Goal of the exercise
Return the listing word for word, as given.

[Stored records]
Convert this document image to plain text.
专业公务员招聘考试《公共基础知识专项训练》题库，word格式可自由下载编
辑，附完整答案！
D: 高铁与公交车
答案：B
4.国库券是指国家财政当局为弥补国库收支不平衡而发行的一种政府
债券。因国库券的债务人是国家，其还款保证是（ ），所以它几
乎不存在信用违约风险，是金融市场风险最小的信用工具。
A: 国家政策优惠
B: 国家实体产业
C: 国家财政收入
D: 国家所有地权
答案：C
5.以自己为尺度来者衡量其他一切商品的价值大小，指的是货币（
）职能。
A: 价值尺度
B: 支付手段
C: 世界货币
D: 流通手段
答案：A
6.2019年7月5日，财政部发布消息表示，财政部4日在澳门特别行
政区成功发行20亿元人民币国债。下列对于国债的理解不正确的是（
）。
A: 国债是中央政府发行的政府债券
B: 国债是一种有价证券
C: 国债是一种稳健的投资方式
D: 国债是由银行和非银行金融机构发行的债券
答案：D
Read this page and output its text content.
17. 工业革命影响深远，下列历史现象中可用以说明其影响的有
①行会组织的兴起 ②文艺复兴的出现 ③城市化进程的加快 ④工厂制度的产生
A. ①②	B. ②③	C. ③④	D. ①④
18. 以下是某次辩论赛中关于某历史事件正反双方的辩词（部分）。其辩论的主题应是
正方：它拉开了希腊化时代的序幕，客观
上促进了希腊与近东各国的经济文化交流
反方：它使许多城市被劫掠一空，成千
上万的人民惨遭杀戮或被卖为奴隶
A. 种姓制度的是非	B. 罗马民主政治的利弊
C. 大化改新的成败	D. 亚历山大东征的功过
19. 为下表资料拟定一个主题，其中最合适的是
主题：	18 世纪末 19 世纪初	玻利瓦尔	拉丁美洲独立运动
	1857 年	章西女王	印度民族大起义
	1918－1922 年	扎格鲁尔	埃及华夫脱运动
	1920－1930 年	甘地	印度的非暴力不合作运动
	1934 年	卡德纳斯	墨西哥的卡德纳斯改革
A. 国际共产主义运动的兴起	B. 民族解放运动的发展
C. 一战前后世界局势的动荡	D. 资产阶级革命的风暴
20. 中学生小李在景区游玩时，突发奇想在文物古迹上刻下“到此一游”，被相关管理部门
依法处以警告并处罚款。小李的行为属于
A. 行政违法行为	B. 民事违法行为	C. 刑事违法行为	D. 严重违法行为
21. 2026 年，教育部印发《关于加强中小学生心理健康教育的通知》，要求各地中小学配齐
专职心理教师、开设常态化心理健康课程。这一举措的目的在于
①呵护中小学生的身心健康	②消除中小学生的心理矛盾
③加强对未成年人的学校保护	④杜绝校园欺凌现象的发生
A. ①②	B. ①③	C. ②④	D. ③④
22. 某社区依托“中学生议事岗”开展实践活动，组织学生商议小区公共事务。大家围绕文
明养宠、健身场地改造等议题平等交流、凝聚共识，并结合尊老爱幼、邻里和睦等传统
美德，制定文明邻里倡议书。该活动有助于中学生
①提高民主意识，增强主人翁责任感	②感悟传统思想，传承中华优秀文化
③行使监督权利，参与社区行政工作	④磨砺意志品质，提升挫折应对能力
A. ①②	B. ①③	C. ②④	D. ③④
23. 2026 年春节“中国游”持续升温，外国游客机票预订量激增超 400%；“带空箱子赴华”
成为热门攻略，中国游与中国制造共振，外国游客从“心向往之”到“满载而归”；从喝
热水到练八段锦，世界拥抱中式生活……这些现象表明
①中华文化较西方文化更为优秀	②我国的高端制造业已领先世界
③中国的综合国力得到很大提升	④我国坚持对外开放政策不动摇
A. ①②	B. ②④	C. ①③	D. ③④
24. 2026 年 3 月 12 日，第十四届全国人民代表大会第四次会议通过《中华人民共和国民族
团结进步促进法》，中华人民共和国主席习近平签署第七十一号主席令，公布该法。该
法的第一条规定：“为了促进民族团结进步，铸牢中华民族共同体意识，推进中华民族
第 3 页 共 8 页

Written solution
Convert this document image to plain text.
专业公务员招聘考试《公共基础知识专项训练》题库，word格式可自由下载编
辑，附完整答案！
D: 高铁与公交车
答案：B
4.国库券是指国家财政当局为弥补国库收支不平衡而发行的一种政府
债券。因国库券的债务人是国家，其还款保证是（ ），所以它几
乎不存在信用违约风险，是金融市场风险最小的信用工具。
A: 国家政策优惠
B: 国家实体产业
C: 国家财政收入
D: 国家所有地权
答案：C
5.以自己为尺度来者衡量其他一切商品的价值大小，指的是货币（
）职能。
A: 价值尺度
B: 支付手段
C: 世界货币
D: 流通手段
答案：A
6.2019年7月5日，财政部发布消息表示，财政部4日在澳门特别行
政区成功发行20亿元人民币国债。下列对于国债的理解不正确的是（
）。
A: 国债是中央政府发行的政府债券
B: 国债是一种有价证券
C: 国债是一种稳健的投资方式
D: 国债是由银行和非银行金融机构发行的债券
答案：D
Read this page and output its text content.
17. 工业革命影响深远，下列历史现象中可用以说明其影响的有
①行会组织的兴起 ②文艺复兴的出现 ③城市化进程的加快 ④工厂制度的产生
A. ①②	B. ②③	C. ③④	D. ①④
18. 以下是某次辩论赛中关于某历史事件正反双方的辩词（部分）。其辩论的主题应是
正方：它拉开了希腊化时代的序幕，客观
上促进了希腊与近东各国的经济文化交流
反方：它使许多城市被劫掠一空，成千
上万的人民惨遭杀戮或被卖为奴隶
A. 种姓制度的是非	B. 罗马民主政治的利弊
C. 大化改新的成败	D. 亚历山大东征的功过
19. 为下表资料拟定一个主题，其中最合适的是
主题：	18 世纪末 19 世纪初	玻利瓦尔	拉丁美洲独立运动
	1857 年	章西女王	印度民族大起义
	1918－1922 年	扎格鲁尔	埃及华夫脱运动
	1920－1930 年	甘地	印度的非暴力不合作运动
	1934 年	卡德纳斯	墨西哥的卡德纳斯改革
A. 国际共产主义运动的兴起	B. 民族解放运动的发展
C. 一战前后世界局势的动荡	D. 资产阶级革命的风暴
20. 中学生小李在景区游玩时，突发奇想在文物古迹上刻下“到此一游”，被相关管理部门
依法处以警告并处罚款。小李的行为属于
A. 行政违法行为	B. 民事违法行为	C. 刑事违法行为	D. 严重违法行为
21. 2026 年，教育部印发《关于加强中小学生心理健康教育的通知》，要求各地中小学配齐
专职心理教师、开设常态化心理健康课程。这一举措的目的在于
①呵护中小学生的身心健康	②消除中小学生的心理矛盾
③加强对未成年人的学校保护	④杜绝校园欺凌现象的发生
A. ①②	B. ①③	C. ②④	D. ③④
22. 某社区依托“中学生议事岗”开展实践活动，组织学生商议小区公共事务。大家围绕文
明养宠、健身场地改造等议题平等交流、凝聚共识，并结合尊老爱幼、邻里和睦等传统
美德，制定文明邻里倡议书。该活动有助于中学生
①提高民主意识，增强主人翁责任感	②感悟传统思想，传承中华优秀文化
③行使监督权利，参与社区行政工作	④磨砺意志品质，提升挫折应对能力
A. ①②	B. ①③	C. ②④	D. ③④
23. 2026 年春节“中国游”持续升温，外国游客机票预订量激增超 400%；“带空箱子赴华”
成为热门攻略，中国游与中国制造共振，外国游客从“心向往之”到“满载而归”；从喝
热水到练八段锦，世界拥抱中式生活……这些现象表明
①中华文化较西方文化更为优秀	②我国的高端制造业已领先世界
③中国的综合国力得到很大提升	④我国坚持对外开放政策不动摇
A. ①②	B. ②④	C. ①③	D. ③④
24. 2026 年 3 月 12 日，第十四届全国人民代表大会第四次会议通过《中华人民共和国民族
团结进步促进法》，中华人民共和国主席习近平签署第七十一号主席令，公布该法。该
法的第一条规定：“为了促进民族团结进步，铸牢中华民族共同体意识，推进中华民族
第 3 页 共 8 页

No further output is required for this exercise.